- [WHAT IS EXPECTED]: Using the listing below, extract each line that has the word "стойности" in it.

- [PROVIDED RECORDS]:

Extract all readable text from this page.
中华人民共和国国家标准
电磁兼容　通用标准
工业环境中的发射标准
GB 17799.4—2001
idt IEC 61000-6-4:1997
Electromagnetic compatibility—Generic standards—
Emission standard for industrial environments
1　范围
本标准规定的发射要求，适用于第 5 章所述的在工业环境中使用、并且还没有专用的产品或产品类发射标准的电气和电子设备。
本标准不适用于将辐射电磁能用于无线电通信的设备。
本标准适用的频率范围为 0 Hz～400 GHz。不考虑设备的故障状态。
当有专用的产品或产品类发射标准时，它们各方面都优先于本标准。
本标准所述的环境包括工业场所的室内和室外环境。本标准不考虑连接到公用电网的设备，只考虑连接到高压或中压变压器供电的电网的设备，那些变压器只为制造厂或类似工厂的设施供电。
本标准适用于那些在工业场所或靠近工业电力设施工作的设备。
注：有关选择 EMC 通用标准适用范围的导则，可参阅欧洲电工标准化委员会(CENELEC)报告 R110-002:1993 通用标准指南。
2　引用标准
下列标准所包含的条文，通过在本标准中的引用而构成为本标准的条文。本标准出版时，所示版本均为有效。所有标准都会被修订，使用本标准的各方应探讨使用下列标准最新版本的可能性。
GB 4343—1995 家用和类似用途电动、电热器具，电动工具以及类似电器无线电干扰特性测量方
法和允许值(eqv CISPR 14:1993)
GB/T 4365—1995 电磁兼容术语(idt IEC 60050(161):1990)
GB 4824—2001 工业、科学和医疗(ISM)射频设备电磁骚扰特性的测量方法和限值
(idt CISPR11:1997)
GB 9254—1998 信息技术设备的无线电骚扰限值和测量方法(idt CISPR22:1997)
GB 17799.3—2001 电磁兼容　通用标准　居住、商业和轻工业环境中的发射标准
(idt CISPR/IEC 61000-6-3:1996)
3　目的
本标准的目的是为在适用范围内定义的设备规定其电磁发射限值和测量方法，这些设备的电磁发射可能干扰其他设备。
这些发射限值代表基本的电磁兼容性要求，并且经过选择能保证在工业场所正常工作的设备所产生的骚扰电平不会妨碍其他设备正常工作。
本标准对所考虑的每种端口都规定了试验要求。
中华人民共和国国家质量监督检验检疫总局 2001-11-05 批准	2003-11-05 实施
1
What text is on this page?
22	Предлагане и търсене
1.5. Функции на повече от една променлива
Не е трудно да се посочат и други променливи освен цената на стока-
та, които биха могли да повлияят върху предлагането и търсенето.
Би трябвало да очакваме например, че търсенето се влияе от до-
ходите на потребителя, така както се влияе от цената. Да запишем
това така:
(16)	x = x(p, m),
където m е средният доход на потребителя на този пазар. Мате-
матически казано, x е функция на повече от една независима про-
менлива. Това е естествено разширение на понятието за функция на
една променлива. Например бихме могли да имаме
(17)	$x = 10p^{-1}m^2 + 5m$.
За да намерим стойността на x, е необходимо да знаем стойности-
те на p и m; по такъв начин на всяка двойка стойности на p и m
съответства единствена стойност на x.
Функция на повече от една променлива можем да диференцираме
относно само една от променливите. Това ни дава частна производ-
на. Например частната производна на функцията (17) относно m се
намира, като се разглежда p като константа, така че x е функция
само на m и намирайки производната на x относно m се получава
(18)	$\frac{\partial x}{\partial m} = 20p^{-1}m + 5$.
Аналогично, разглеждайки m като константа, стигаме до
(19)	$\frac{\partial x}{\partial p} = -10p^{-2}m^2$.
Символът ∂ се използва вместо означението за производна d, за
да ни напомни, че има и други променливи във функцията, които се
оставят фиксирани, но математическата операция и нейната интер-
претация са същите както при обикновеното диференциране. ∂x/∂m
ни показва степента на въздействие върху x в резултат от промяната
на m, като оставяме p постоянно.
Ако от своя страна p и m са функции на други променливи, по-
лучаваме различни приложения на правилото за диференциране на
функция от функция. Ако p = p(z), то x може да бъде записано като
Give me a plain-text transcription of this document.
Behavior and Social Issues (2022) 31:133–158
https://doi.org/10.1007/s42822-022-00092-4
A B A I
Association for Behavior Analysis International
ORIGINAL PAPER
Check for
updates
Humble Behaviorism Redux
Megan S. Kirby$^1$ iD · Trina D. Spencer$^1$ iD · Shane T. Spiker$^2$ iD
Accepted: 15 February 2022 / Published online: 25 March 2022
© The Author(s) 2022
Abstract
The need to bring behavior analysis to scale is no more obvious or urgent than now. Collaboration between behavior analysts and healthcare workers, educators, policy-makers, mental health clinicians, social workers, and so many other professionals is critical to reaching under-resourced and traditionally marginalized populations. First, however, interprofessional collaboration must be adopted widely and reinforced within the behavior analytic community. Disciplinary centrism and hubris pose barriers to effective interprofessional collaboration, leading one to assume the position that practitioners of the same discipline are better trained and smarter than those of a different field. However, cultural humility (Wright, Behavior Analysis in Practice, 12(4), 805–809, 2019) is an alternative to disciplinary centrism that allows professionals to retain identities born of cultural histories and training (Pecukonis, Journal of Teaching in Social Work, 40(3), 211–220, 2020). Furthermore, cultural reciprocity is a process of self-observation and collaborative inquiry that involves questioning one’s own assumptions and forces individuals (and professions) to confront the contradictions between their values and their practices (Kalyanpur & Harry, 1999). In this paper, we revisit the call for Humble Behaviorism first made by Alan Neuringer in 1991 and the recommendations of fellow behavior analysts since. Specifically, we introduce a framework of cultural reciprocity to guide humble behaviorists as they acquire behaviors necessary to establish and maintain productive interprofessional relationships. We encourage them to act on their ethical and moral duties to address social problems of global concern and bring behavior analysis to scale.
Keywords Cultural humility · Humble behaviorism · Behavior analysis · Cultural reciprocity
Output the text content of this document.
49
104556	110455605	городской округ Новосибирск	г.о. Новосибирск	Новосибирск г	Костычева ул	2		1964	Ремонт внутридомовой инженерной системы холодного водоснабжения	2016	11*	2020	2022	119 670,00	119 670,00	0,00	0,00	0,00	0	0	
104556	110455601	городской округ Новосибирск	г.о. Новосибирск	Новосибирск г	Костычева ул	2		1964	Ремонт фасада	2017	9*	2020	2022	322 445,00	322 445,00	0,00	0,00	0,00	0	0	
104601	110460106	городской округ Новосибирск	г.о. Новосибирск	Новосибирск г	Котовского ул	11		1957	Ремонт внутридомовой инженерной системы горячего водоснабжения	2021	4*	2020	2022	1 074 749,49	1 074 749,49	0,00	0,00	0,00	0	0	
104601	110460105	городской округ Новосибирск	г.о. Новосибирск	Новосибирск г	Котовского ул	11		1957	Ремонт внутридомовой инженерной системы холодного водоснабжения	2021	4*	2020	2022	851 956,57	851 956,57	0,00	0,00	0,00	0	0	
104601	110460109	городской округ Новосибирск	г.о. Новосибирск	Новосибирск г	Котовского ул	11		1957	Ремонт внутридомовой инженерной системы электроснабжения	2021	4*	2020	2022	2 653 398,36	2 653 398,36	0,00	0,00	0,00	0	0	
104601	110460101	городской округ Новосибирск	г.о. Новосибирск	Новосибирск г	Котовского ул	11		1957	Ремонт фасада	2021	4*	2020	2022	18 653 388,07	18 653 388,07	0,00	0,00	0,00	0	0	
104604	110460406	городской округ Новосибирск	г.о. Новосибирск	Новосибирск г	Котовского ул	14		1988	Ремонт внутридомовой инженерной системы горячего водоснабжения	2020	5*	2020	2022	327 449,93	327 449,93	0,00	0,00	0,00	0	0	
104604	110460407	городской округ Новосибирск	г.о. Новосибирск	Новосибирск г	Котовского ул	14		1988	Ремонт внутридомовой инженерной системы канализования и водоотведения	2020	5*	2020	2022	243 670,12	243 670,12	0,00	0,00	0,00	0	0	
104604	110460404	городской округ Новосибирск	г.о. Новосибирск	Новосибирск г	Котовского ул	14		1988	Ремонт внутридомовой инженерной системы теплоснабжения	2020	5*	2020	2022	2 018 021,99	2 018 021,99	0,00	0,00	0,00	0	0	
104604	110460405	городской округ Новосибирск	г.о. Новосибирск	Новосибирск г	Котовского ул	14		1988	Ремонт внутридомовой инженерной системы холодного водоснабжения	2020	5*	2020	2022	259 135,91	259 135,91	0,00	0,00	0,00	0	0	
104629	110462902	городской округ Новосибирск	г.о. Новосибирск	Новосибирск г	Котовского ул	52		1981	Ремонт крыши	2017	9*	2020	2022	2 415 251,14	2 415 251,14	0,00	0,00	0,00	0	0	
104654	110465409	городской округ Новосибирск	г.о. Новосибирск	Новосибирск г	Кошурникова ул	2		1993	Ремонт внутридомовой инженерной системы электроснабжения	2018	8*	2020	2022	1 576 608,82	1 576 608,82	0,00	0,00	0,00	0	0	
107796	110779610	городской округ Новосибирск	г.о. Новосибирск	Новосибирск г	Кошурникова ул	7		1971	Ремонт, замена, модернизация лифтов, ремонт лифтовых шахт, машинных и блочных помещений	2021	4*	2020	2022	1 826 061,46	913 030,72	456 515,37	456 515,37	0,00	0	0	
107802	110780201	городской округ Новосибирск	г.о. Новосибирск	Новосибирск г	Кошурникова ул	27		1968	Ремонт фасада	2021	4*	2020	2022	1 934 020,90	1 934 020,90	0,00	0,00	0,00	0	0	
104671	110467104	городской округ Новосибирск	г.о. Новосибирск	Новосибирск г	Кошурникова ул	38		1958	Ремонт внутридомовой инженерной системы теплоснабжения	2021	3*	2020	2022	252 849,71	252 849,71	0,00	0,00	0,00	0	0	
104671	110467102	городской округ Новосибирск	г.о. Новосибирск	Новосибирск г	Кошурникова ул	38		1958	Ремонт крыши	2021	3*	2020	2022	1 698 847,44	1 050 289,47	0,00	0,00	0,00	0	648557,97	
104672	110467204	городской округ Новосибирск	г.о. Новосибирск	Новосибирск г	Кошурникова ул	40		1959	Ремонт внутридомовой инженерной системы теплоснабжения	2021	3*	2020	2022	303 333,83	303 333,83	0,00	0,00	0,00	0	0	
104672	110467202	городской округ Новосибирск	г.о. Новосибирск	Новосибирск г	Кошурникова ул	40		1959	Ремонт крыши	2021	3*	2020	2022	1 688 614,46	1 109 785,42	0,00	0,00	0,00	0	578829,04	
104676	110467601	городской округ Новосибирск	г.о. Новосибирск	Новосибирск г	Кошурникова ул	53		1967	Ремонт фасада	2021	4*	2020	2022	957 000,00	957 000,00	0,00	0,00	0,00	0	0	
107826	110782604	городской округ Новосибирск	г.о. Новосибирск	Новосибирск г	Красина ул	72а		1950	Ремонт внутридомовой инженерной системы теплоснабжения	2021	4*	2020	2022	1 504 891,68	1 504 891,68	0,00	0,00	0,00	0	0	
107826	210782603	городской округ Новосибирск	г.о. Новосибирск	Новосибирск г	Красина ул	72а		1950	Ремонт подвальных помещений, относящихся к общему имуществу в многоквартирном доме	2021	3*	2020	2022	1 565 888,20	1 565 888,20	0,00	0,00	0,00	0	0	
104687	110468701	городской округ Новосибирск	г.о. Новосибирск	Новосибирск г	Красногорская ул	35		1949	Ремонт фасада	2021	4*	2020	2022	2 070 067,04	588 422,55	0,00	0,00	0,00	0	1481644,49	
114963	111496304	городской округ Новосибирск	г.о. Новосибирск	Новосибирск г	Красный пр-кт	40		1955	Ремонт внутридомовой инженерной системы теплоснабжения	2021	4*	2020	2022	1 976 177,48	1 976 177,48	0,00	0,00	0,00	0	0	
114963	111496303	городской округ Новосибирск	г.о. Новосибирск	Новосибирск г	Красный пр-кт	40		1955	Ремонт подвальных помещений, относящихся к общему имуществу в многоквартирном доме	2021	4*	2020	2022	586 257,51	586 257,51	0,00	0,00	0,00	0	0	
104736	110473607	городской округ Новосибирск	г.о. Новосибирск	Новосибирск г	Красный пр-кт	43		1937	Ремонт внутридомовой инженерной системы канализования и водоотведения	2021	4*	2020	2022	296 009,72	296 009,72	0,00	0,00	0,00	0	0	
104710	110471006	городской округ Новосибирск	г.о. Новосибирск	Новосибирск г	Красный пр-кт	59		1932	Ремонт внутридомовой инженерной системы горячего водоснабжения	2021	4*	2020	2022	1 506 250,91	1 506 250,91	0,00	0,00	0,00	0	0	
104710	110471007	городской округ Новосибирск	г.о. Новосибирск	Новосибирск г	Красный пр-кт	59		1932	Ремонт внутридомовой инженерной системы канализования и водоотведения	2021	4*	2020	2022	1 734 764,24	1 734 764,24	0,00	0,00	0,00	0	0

- [ANSWER TO THIS EXERCISE]:
За да намерим стойността на x, е необходимо да знаем стойности-
те на p и m; по такъв начин на всяка двойка стойности на p и m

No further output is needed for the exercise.